**TASK TO COMPLETE**
Below you will find a set of lines. Repeat them all exactly.

#### RECORDS SHOWN

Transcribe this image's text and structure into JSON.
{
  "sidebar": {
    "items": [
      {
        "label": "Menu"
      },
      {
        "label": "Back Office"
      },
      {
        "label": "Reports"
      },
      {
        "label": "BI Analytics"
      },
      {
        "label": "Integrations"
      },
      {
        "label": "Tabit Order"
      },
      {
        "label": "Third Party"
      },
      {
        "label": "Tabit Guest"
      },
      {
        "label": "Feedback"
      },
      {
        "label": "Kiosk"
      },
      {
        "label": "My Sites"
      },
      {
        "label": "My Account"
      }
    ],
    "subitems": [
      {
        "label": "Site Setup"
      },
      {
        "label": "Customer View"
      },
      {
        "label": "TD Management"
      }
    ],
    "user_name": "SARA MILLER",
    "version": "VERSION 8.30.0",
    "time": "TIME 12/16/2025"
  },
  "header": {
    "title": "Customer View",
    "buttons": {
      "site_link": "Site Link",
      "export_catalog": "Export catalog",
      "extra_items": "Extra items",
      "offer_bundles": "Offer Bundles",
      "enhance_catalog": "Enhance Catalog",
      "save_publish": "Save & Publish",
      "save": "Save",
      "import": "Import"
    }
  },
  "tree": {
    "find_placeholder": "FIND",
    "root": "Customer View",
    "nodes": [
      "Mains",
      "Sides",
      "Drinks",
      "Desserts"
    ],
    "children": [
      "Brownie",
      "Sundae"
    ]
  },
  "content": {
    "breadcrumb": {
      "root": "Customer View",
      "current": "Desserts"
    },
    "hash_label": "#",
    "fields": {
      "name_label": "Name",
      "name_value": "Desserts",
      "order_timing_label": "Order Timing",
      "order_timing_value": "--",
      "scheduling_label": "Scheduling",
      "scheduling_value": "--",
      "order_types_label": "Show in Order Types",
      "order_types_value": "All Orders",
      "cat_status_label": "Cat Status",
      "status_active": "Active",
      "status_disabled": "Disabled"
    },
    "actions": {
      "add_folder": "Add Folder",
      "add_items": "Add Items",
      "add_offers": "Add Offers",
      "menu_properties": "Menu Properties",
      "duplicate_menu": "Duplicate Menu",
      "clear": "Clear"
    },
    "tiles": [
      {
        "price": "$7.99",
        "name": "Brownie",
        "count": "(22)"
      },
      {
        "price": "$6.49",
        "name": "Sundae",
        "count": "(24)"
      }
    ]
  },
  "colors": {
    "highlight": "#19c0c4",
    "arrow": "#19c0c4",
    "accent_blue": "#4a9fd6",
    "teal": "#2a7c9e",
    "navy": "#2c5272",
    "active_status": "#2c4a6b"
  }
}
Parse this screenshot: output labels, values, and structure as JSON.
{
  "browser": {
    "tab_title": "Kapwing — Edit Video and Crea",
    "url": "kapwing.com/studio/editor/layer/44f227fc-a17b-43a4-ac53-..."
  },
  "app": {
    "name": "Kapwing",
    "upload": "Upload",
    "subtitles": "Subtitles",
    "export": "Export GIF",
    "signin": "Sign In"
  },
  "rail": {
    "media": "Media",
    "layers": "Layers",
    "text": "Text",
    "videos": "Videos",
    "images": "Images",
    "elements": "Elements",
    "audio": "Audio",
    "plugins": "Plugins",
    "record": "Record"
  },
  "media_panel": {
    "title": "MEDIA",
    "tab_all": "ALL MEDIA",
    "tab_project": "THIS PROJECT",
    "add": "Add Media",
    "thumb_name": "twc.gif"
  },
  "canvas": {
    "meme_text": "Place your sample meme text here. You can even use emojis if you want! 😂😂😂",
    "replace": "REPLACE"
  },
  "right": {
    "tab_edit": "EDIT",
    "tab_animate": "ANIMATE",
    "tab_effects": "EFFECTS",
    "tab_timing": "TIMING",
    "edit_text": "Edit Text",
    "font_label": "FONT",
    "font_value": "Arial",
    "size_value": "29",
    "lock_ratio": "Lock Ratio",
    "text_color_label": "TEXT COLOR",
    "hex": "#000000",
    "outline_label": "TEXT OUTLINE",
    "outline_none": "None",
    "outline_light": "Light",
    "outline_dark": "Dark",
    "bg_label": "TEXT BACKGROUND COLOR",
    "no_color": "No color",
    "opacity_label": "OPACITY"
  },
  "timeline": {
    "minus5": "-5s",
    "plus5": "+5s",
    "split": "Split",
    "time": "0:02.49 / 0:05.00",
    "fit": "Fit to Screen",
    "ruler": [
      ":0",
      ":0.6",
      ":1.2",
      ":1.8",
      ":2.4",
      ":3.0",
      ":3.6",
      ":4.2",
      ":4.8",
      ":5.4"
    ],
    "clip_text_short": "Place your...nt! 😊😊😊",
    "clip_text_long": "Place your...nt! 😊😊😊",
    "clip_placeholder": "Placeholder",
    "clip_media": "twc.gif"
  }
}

########

**RIGHT ANSWER**
Transcribe this image's text and structure into JSON.
{
  "sidebar": {
    "items": [
      {
        "label": "Menu"
      },
      {
        "label": "Back Office"
      },
      {
        "label": "Reports"
      },
      {
        "label": "BI Analytics"
      },
      {
        "label": "Integrations"
      },
      {
        "label": "Tabit Order"
      },
      {
        "label": "Third Party"
      },
      {
        "label": "Tabit Guest"
      },
      {
        "label": "Feedback"
      },
      {
        "label": "Kiosk"
      },
      {
        "label": "My Sites"
      },
      {
        "label": "My Account"
      }
    ],
    "subitems": [
      {
        "label": "Site Setup"
      },
      {
        "label": "Customer View"
      },
      {
        "label": "TD Management"
      }
    ],
    "user_name": "SARA MILLER",
    "version": "VERSION 8.30.0",
    "time": "TIME 12/16/2025"
  },
  "header": {
    "title": "Customer View",
    "buttons": {
      "site_link": "Site Link",
      "export_catalog": "Export catalog",
      "extra_items": "Extra items",
      "offer_bundles": "Offer Bundles",
      "enhance_catalog": "Enhance Catalog",
      "save_publish": "Save & Publish",
      "save": "Save",
      "import": "Import"
    }
  },
  "tree": {
    "find_placeholder": "FIND",
    "root": "Customer View",
    "nodes": [
      "Mains",
      "Sides",
      "Drinks",
      "Desserts"
    ],
    "children": [
      "Brownie",
      "Sundae"
    ]
  },
  "content": {
    "breadcrumb": {
      "root": "Customer View",
      "current": "Desserts"
    },
    "hash_label": "#",
    "fields": {
      "name_label": "Name",
      "name_value": "Desserts",
      "order_timing_label": "Order Timing",
      "order_timing_value": "--",
      "scheduling_label": "Scheduling",
      "scheduling_value": "--",
      "order_types_label": "Show in Order Types",
      "order_types_value": "All Orders",
      "cat_status_label": "Cat Status",
      "status_active": "Active",
      "status_disabled": "Disabled"
    },
    "actions": {
      "add_folder": "Add Folder",
      "add_items": "Add Items",
      "add_offers": "Add Offers",
      "menu_properties": "Menu Properties",
      "duplicate_menu": "Duplicate Menu",
      "clear": "Clear"
    },
    "tiles": [
      {
        "price": "$7.99",
        "name": "Brownie",
        "count": "(22)"
      },
      {
        "price": "$6.49",
        "name": "Sundae",
        "count": "(24)"
      }
    ]
  },
  "colors": {
    "highlight": "#19c0c4",
    "arrow": "#19c0c4",
    "accent_blue": "#4a9fd6",
    "teal": "#2a7c9e",
    "navy": "#2c5272",
    "active_status": "#2c4a6b"
  }
}
Parse this screenshot: output labels, values, and structure as JSON.
{
  "browser": {
    "tab_title": "Kapwing — Edit Video and Crea",
    "url": "kapwing.com/studio/editor/layer/44f227fc-a17b-43a4-ac53-..."
  },
  "app": {
    "name": "Kapwing",
    "upload": "Upload",
    "subtitles": "Subtitles",
    "export": "Export GIF",
    "signin": "Sign In"
  },
  "rail": {
    "media": "Media",
    "layers": "Layers",
    "text": "Text",
    "videos": "Videos",
    "images": "Images",
    "elements": "Elements",
    "audio": "Audio",
    "plugins": "Plugins",
    "record": "Record"
  },
  "media_panel": {
    "title": "MEDIA",
    "tab_all": "ALL MEDIA",
    "tab_project": "THIS PROJECT",
    "add": "Add Media",
    "thumb_name": "twc.gif"
  },
  "canvas": {
    "meme_text": "Place your sample meme text here. You can even use emojis if you want! 😂😂😂",
    "replace": "REPLACE"
  },
  "right": {
    "tab_edit": "EDIT",
    "tab_animate": "ANIMATE",
    "tab_effects": "EFFECTS",
    "tab_timing": "TIMING",
    "edit_text": "Edit Text",
    "font_label": "FONT",
    "font_value": "Arial",
    "size_value": "29",
    "lock_ratio": "Lock Ratio",
    "text_color_label": "TEXT COLOR",
    "hex": "#000000",
    "outline_label": "TEXT OUTLINE",
    "outline_none": "None",
    "outline_light": "Light",
    "outline_dark": "Dark",
    "bg_label": "TEXT BACKGROUND COLOR",
    "no_color": "No color",
    "opacity_label": "OPACITY"
  },
  "timeline": {
    "minus5": "-5s",
    "plus5": "+5s",
    "split": "Split",
    "time": "0:02.49 / 0:05.00",
    "fit": "Fit to Screen",
    "ruler": [
      ":0",
      ":0.6",
      ":1.2",
      ":1.8",
      ":2.4",
      ":3.0",
      ":3.6",
      ":4.2",
      ":4.8",
      ":5.4"
    ],
    "clip_text_short": "Place your...nt! 😊😊😊",
    "clip_text_long": "Place your...nt! 😊😊😊",
    "clip_placeholder": "Placeholder",
    "clip_media": "twc.gif"
  }
}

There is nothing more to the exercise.